== EXERCISE ==
Omit the images, then output each of the records below exactly.

== AVAILABLE DATA ==
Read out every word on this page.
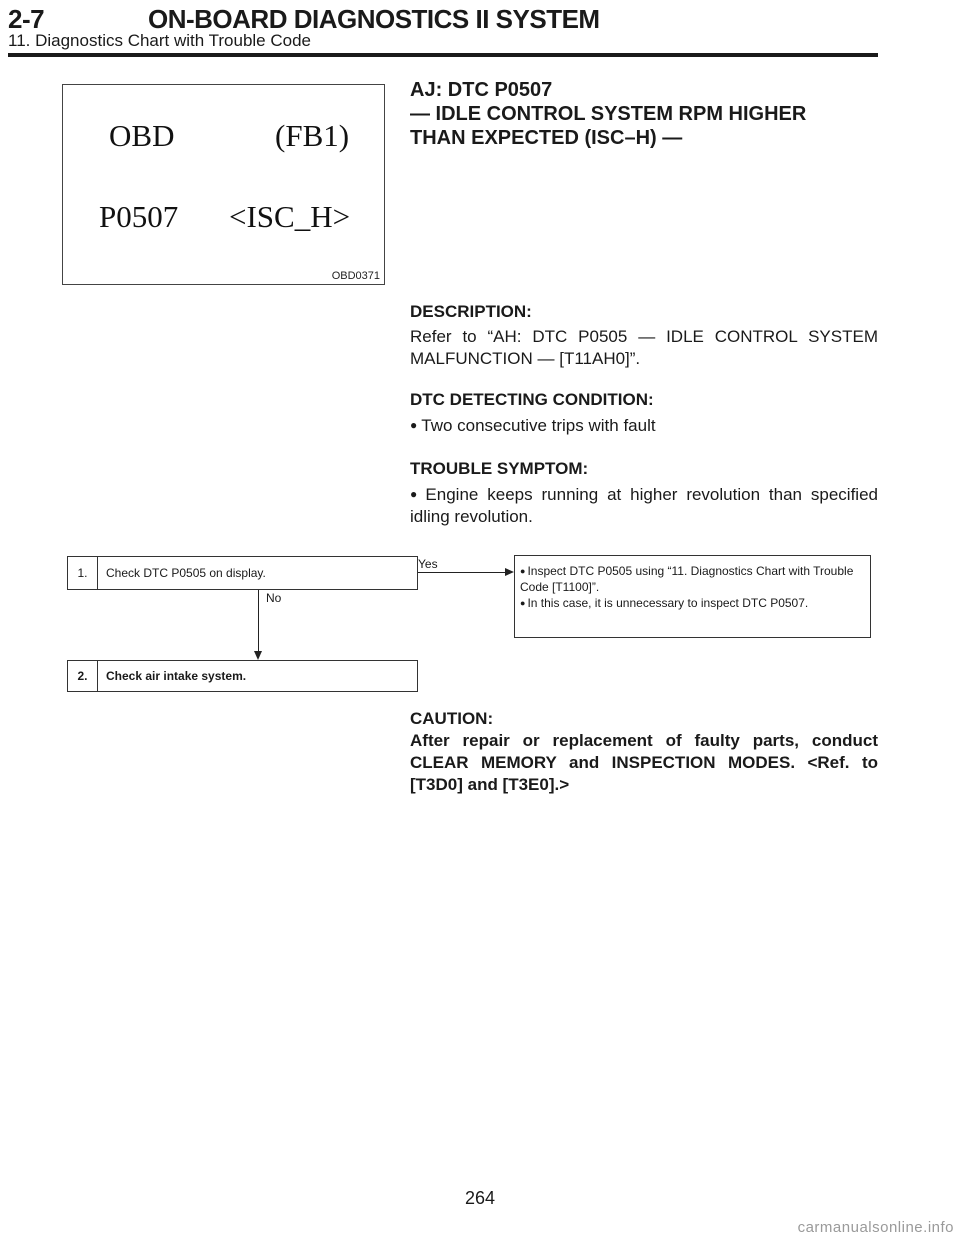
2-7	ON-BOARD DIAGNOSTICS II SYSTEM
11. Diagnostics Chart with Trouble Code
OBD	(FB1)
P0507 <ISC_H>
OBD0371
AJ: DTC P0507
— IDLE CONTROL SYSTEM RPM HIGHER
THAN EXPECTED (ISC–H) —
DESCRIPTION:
Refer to “AH: DTC P0505 — IDLE CONTROL SYSTEM MALFUNCTION — [T11AH0]”.
DTC DETECTING CONDITION:
● Two consecutive trips with fault
TROUBLE SYMPTOM:
● Engine keeps running at higher revolution than specified idling revolution.
1.	Check DTC P0505 on display.
Yes	● Inspect DTC P0505 using “11. Diagnostics Chart with Trouble Code [T1100]”.
● In this case, it is unnecessary to inspect DTC P0507.
No
2.	Check air intake system.
CAUTION:
After repair or replacement of faulty parts, conduct CLEAR MEMORY and INSPECTION MODES. <Ref. to [T3D0] and [T3E0].>
264
carmanualsonline.info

== PROBLEM SOLUTION ==
Read out every word on this page.
2-7	ON-BOARD DIAGNOSTICS II SYSTEM
11. Diagnostics Chart with Trouble Code
OBD	(FB1)
P0507 <ISC_H>
OBD0371
AJ: DTC P0507
— IDLE CONTROL SYSTEM RPM HIGHER
THAN EXPECTED (ISC–H) —
DESCRIPTION:
Refer to “AH: DTC P0505 — IDLE CONTROL SYSTEM MALFUNCTION — [T11AH0]”.
DTC DETECTING CONDITION:
● Two consecutive trips with fault
TROUBLE SYMPTOM:
● Engine keeps running at higher revolution than specified idling revolution.
1.	Check DTC P0505 on display.
Yes	● Inspect DTC P0505 using “11. Diagnostics Chart with Trouble Code [T1100]”.
● In this case, it is unnecessary to inspect DTC P0507.
No
2.	Check air intake system.
CAUTION:
After repair or replacement of faulty parts, conduct CLEAR MEMORY and INSPECTION MODES. <Ref. to [T3D0] and [T3E0].>
264
carmanualsonline.info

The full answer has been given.